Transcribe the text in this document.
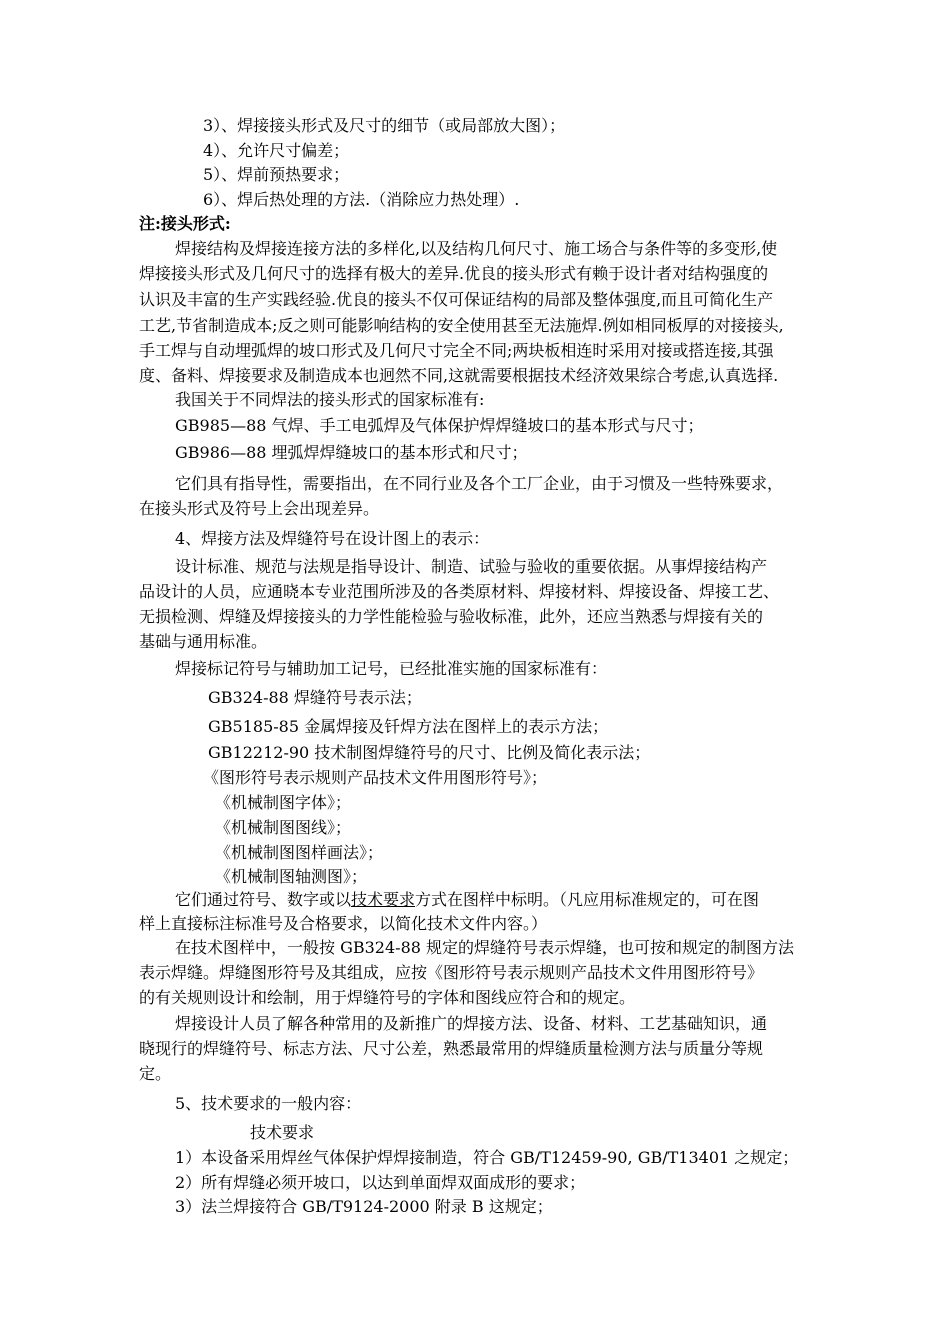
3）、焊接接头形式及尺寸的细节（或局部放大图）；
4）、允许尺寸偏差；
5）、焊前预热要求；
6）、焊后热处理的方法.（消除应力热处理）.
注:接头形式:
焊接结构及焊接连接方法的多样化,以及结构几何尺寸、施工场合与条件等的多变形,使
焊接接头形式及几何尺寸的选择有极大的差异.优良的接头形式有赖于设计者对结构强度的
认识及丰富的生产实践经验.优良的接头不仅可保证结构的局部及整体强度,而且可简化生产
工艺,节省制造成本;反之则可能影响结构的安全使用甚至无法施焊.例如相同板厚的对接接头,
手工焊与自动埋弧焊的坡口形式及几何尺寸完全不同;两块板相连时采用对接或搭连接,其强
度、备料、焊接要求及制造成本也迥然不同,这就需要根据技术经济效果综合考虑,认真选择.
我国关于不同焊法的接头形式的国家标准有:
GB985—88 气焊、手工电弧焊及气体保护焊焊缝坡口的基本形式与尺寸；
GB986—88 埋弧焊焊缝坡口的基本形式和尺寸；
它们具有指导性，需要指出，在不同行业及各个工厂企业，由于习惯及一些特殊要求，
在接头形式及符号上会出现差异。
4、焊接方法及焊缝符号在设计图上的表示：
设计标准、规范与法规是指导设计、制造、试验与验收的重要依据。从事焊接结构产
品设计的人员，应通晓本专业范围所涉及的各类原材料、焊接材料、焊接设备、焊接工艺、
无损检测、焊缝及焊接接头的力学性能检验与验收标准，此外，还应当熟悉与焊接有关的
基础与通用标准。
焊接标记符号与辅助加工记号，已经批准实施的国家标准有：
GB324-88 焊缝符号表示法；
GB5185-85 金属焊接及钎焊方法在图样上的表示方法；
GB12212-90 技术制图焊缝符号的尺寸、比例及简化表示法；
《图形符号表示规则产品技术文件用图形符号》；
《机械制图字体》；
《机械制图图线》；
《机械制图图样画法》；
《机械制图轴测图》；
它们通过符号、数字或以技术要求方式在图样中标明。（凡应用标准规定的，可在图
样上直接标注标准号及合格要求，以简化技术文件内容。）
在技术图样中，一般按 GB324-88 规定的焊缝符号表示焊缝，也可按和规定的制图方法
表示焊缝。焊缝图形符号及其组成，应按《图形符号表示规则产品技术文件用图形符号》
的有关规则设计和绘制，用于焊缝符号的字体和图线应符合和的规定。
焊接设计人员了解各种常用的及新推广的焊接方法、设备、材料、工艺基础知识，通
晓现行的焊缝符号、标志方法、尺寸公差，熟悉最常用的焊缝质量检测方法与质量分等规
定。
5、技术要求的一般内容：
技术要求
1）本设备采用焊丝气体保护焊焊接制造，符合 GB/T12459-90, GB/T13401 之规定；
2）所有焊缝必须开坡口，以达到单面焊双面成形的要求；
3）法兰焊接符合 GB/T9124-2000 附录 B 这规定；
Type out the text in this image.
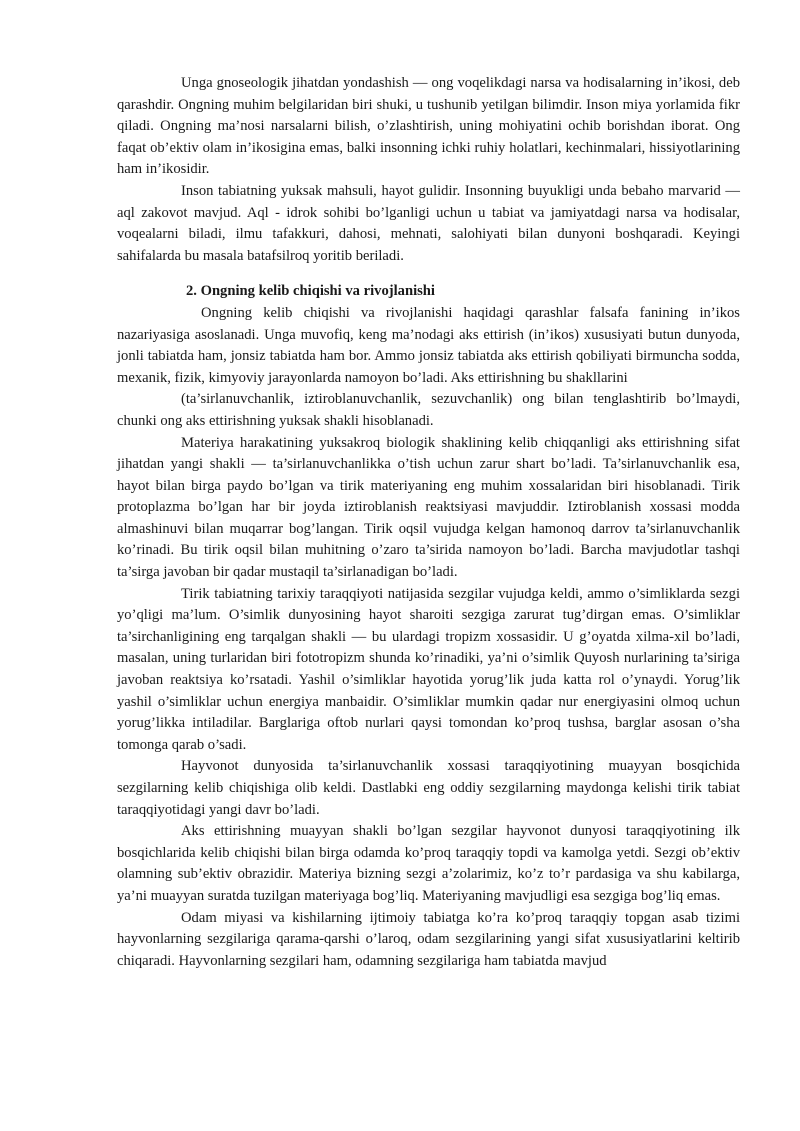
Unga gnoseologik jihatdan yondashish — ong voqelikdagi narsa va hodisalarning in’ikosi, deb qarashdir. Ongning muhim belgilaridan biri shuki, u tushunib yetilgan bilimdir. Inson miya yorlamida fikr qiladi. Ongning ma’nosi narsalarni bilish, o’zlashtirish, uning mohiyatini ochib borishdan iborat. Ong faqat ob’ektiv olam in’ikosigina emas, balki insonning ichki ruhiy holatlari, kechinmalari, hissiyotlarining ham in’ikosidir.

Inson tabiatning yuksak mahsuli, hayot gulidir. Insonning buyukligi unda bebaho marvarid — aql zakovot mavjud. Aql - idrok sohibi bo’lganligi uchun u tabiat va jamiyatdagi narsa va hodisalar, voqealarni biladi, ilmu tafakkuri, dahosi, mehnati, salohiyati bilan dunyoni boshqaradi. Keyingi sahifalarda bu masala batafsilroq yoritib beriladi.

2. Ongning kelib chiqishi va rivojlanishi

Ongning kelib chiqishi va rivojlanishi haqidagi qarashlar falsafa fanining in’ikos nazariyasiga asoslanadi. Unga muvofiq, keng ma’nodagi aks ettirish (in’ikos) xususiyati butun dunyoda, jonli tabiatda ham, jonsiz tabiatda ham bor. Ammo jonsiz tabiatda aks ettirish qobiliyati birmuncha sodda, mexanik, fizik, kimyoviy jarayonlarda namoyon bo’ladi. Aks ettirishning bu shakllarini

(ta’sirlanuvchanlik, iztiroblanuvchanlik, sezuvchanlik) ong bilan tenglashtirib bo’lmaydi, chunki ong aks ettirishning yuksak shakli hisoblanadi.

Materiya harakatining yuksakroq biologik shaklining kelib chiqqanligi aks ettirishning sifat jihatdan yangi shakli — ta’sirlanuvchanlikka o’tish uchun zarur shart bo’ladi. Ta’sirlanuvchanlik esa, hayot bilan birga paydo bo’lgan va tirik materiyaning eng muhim xossalaridan biri hisoblanadi. Tirik protoplazma bo’lgan har bir joyda iztiroblanish reaktsiyasi mavjuddir. Iztiroblanish xossasi modda almashinuvi bilan muqarrar bog’langan. Tirik oqsil vujudga kelgan hamonoq darrov ta’sirlanuvchanlik ko’rinadi. Bu tirik oqsil bilan muhitning o’zaro ta’sirida namoyon bo’ladi. Barcha mavjudotlar tashqi ta’sirga javoban bir qadar mustaqil ta’sirlanadigan bo’ladi.

Tirik tabiatning tarixiy taraqqiyoti natijasida sezgilar vujudga keldi, ammo o’simliklarda sezgi yo’qligi ma’lum. O’simlik dunyosining hayot sharoiti sezgiga zarurat tug’dirgan emas. O’simliklar ta’sirchanligining eng tarqalgan shakli — bu ulardagi tropizm xossasidir. U g’oyatda xilma-xil bo’ladi, masalan, uning turlaridan biri fototropizm shunda ko’rinadiki, ya’ni o’simlik Quyosh nurlarining ta’siriga javoban reaktsiya ko’rsatadi. Yashil o’simliklar hayotida yorug’lik juda katta rol o’ynaydi. Yorug’lik yashil o’simliklar uchun energiya manbaidir. O’simliklar mumkin qadar nur energiyasini olmoq uchun yorug’likka intiladilar. Barglariga oftob nurlari qaysi tomondan ko’proq tushsa, barglar asosan o’sha tomonga qarab o’sadi.

Hayvonot dunyosida ta’sirlanuvchanlik xossasi taraqqiyotining muayyan bosqichida sezgilarning kelib chiqishiga olib keldi. Dastlabki eng oddiy sezgilarning maydonga kelishi tirik tabiat taraqqiyotidagi yangi davr bo’ladi.

Aks ettirishning muayyan shakli bo’lgan sezgilar hayvonot dunyosi taraqqiyotining ilk bosqichlarida kelib chiqishi bilan birga odamda ko’proq taraqqiy topdi va kamolga yetdi. Sezgi ob’ektiv olamning sub’ektiv obrazidir. Materiya bizning sezgi a’zolarimiz, ko’z to’r pardasiga va shu kabilarga, ya’ni muayyan suratda tuzilgan materiyaga bog’liq. Materiyaning mavjudligi esa sezgiga bog’liq emas.

Odam miyasi va kishilarning ijtimoiy tabiatga ko’ra ko’proq taraqqiy topgan asab tizimi hayvonlarning sezgilariga qarama-qarshi o’laroq, odam sezgilarining yangi sifat xususiyatlarini keltirib chiqaradi. Hayvonlarning sezgilari ham, odamning sezgilariga ham tabiatda mavjud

* Written problem: Except for the pictures, copy the material above exactly.

* Solution for this problem:
Transcribe the text in this document.
3）、焊接接头形式及尺寸的细节（或局部放大图）；
4）、允许尺寸偏差；
5）、焊前预热要求；
6）、焊后热处理的方法.（消除应力热处理）.
注:接头形式:
焊接结构及焊接连接方法的多样化,以及结构几何尺寸、施工场合与条件等的多变形,使
焊接接头形式及几何尺寸的选择有极大的差异.优良的接头形式有赖于设计者对结构强度的
认识及丰富的生产实践经验.优良的接头不仅可保证结构的局部及整体强度,而且可简化生产
工艺,节省制造成本;反之则可能影响结构的安全使用甚至无法施焊.例如相同板厚的对接接头,
手工焊与自动埋弧焊的坡口形式及几何尺寸完全不同;两块板相连时采用对接或搭连接,其强
度、备料、焊接要求及制造成本也迥然不同,这就需要根据技术经济效果综合考虑,认真选择.
我国关于不同焊法的接头形式的国家标准有:
GB985—88 气焊、手工电弧焊及气体保护焊焊缝坡口的基本形式与尺寸；
GB986—88 埋弧焊焊缝坡口的基本形式和尺寸；
它们具有指导性，需要指出，在不同行业及各个工厂企业，由于习惯及一些特殊要求，
在接头形式及符号上会出现差异。
4、焊接方法及焊缝符号在设计图上的表示：
设计标准、规范与法规是指导设计、制造、试验与验收的重要依据。从事焊接结构产
品设计的人员，应通晓本专业范围所涉及的各类原材料、焊接材料、焊接设备、焊接工艺、
无损检测、焊缝及焊接接头的力学性能检验与验收标准，此外，还应当熟悉与焊接有关的
基础与通用标准。
焊接标记符号与辅助加工记号，已经批准实施的国家标准有：
GB324-88 焊缝符号表示法；
GB5185-85 金属焊接及钎焊方法在图样上的表示方法；
GB12212-90 技术制图焊缝符号的尺寸、比例及简化表示法；
《图形符号表示规则产品技术文件用图形符号》；
《机械制图字体》；
《机械制图图线》；
《机械制图图样画法》；
《机械制图轴测图》；
它们通过符号、数字或以技术要求方式在图样中标明。（凡应用标准规定的，可在图
样上直接标注标准号及合格要求，以简化技术文件内容。）
在技术图样中，一般按 GB324-88 规定的焊缝符号表示焊缝，也可按和规定的制图方法
表示焊缝。焊缝图形符号及其组成，应按《图形符号表示规则产品技术文件用图形符号》
的有关规则设计和绘制，用于焊缝符号的字体和图线应符合和的规定。
焊接设计人员了解各种常用的及新推广的焊接方法、设备、材料、工艺基础知识，通
晓现行的焊缝符号、标志方法、尺寸公差，熟悉最常用的焊缝质量检测方法与质量分等规
定。
5、技术要求的一般内容：
技术要求
1）本设备采用焊丝气体保护焊焊接制造，符合 GB/T12459-90, GB/T13401 之规定；
2）所有焊缝必须开坡口，以达到单面焊双面成形的要求；
3）法兰焊接符合 GB/T9124-2000 附录 B 这规定；
Type out the text in this image.
Unga gnoseologik jihatdan yondashish — ong voqelikdagi narsa va hodisalarning in’ikosi, deb qarashdir. Ongning muhim belgilaridan biri shuki, u tushunib yetilgan bilimdir. Inson miya yorlamida fikr qiladi. Ongning ma’nosi narsalarni bilish, o’zlashtirish, uning mohiyatini ochib borishdan iborat. Ong faqat ob’ektiv olam in’ikosigina emas, balki insonning ichki ruhiy holatlari, kechinmalari, hissiyotlarining ham in’ikosidir.

Inson tabiatning yuksak mahsuli, hayot gulidir. Insonning buyukligi unda bebaho marvarid — aql zakovot mavjud. Aql - idrok sohibi bo’lganligi uchun u tabiat va jamiyatdagi narsa va hodisalar, voqealarni biladi, ilmu tafakkuri, dahosi, mehnati, salohiyati bilan dunyoni boshqaradi. Keyingi sahifalarda bu masala batafsilroq yoritib beriladi.

2. Ongning kelib chiqishi va rivojlanishi

Ongning kelib chiqishi va rivojlanishi haqidagi qarashlar falsafa fanining in’ikos nazariyasiga asoslanadi. Unga muvofiq, keng ma’nodagi aks ettirish (in’ikos) xususiyati butun dunyoda, jonli tabiatda ham, jonsiz tabiatda ham bor. Ammo jonsiz tabiatda aks ettirish qobiliyati birmuncha sodda, mexanik, fizik, kimyoviy jarayonlarda namoyon bo’ladi. Aks ettirishning bu shakllarini

(ta’sirlanuvchanlik, iztiroblanuvchanlik, sezuvchanlik) ong bilan tenglashtirib bo’lmaydi, chunki ong aks ettirishning yuksak shakli hisoblanadi.

Materiya harakatining yuksakroq biologik shaklining kelib chiqqanligi aks ettirishning sifat jihatdan yangi shakli — ta’sirlanuvchanlikka o’tish uchun zarur shart bo’ladi. Ta’sirlanuvchanlik esa, hayot bilan birga paydo bo’lgan va tirik materiyaning eng muhim xossalaridan biri hisoblanadi. Tirik protoplazma bo’lgan har bir joyda iztiroblanish reaktsiyasi mavjuddir. Iztiroblanish xossasi modda almashinuvi bilan muqarrar bog’langan. Tirik oqsil vujudga kelgan hamonoq darrov ta’sirlanuvchanlik ko’rinadi. Bu tirik oqsil bilan muhitning o’zaro ta’sirida namoyon bo’ladi. Barcha mavjudotlar tashqi ta’sirga javoban bir qadar mustaqil ta’sirlanadigan bo’ladi.

Tirik tabiatning tarixiy taraqqiyoti natijasida sezgilar vujudga keldi, ammo o’simliklarda sezgi yo’qligi ma’lum. O’simlik dunyosining hayot sharoiti sezgiga zarurat tug’dirgan emas. O’simliklar ta’sirchanligining eng tarqalgan shakli — bu ulardagi tropizm xossasidir. U g’oyatda xilma-xil bo’ladi, masalan, uning turlaridan biri fototropizm shunda ko’rinadiki, ya’ni o’simlik Quyosh nurlarining ta’siriga javoban reaktsiya ko’rsatadi. Yashil o’simliklar hayotida yorug’lik juda katta rol o’ynaydi. Yorug’lik yashil o’simliklar uchun energiya manbaidir. O’simliklar mumkin qadar nur energiyasini olmoq uchun yorug’likka intiladilar. Barglariga oftob nurlari qaysi tomondan ko’proq tushsa, barglar asosan o’sha tomonga qarab o’sadi.

Hayvonot dunyosida ta’sirlanuvchanlik xossasi taraqqiyotining muayyan bosqichida sezgilarning kelib chiqishiga olib keldi. Dastlabki eng oddiy sezgilarning maydonga kelishi tirik tabiat taraqqiyotidagi yangi davr bo’ladi.

Aks ettirishning muayyan shakli bo’lgan sezgilar hayvonot dunyosi taraqqiyotining ilk bosqichlarida kelib chiqishi bilan birga odamda ko’proq taraqqiy topdi va kamolga yetdi. Sezgi ob’ektiv olamning sub’ektiv obrazidir. Materiya bizning sezgi a’zolarimiz, ko’z to’r pardasiga va shu kabilarga, ya’ni muayyan suratda tuzilgan materiyaga bog’liq. Materiyaning mavjudligi esa sezgiga bog’liq emas.

Odam miyasi va kishilarning ijtimoiy tabiatga ko’ra ko’proq taraqqiy topgan asab tizimi hayvonlarning sezgilariga qarama-qarshi o’laroq, odam sezgilarining yangi sifat xususiyatlarini keltirib chiqaradi. Hayvonlarning sezgilari ham, odamning sezgilariga ham tabiatda mavjud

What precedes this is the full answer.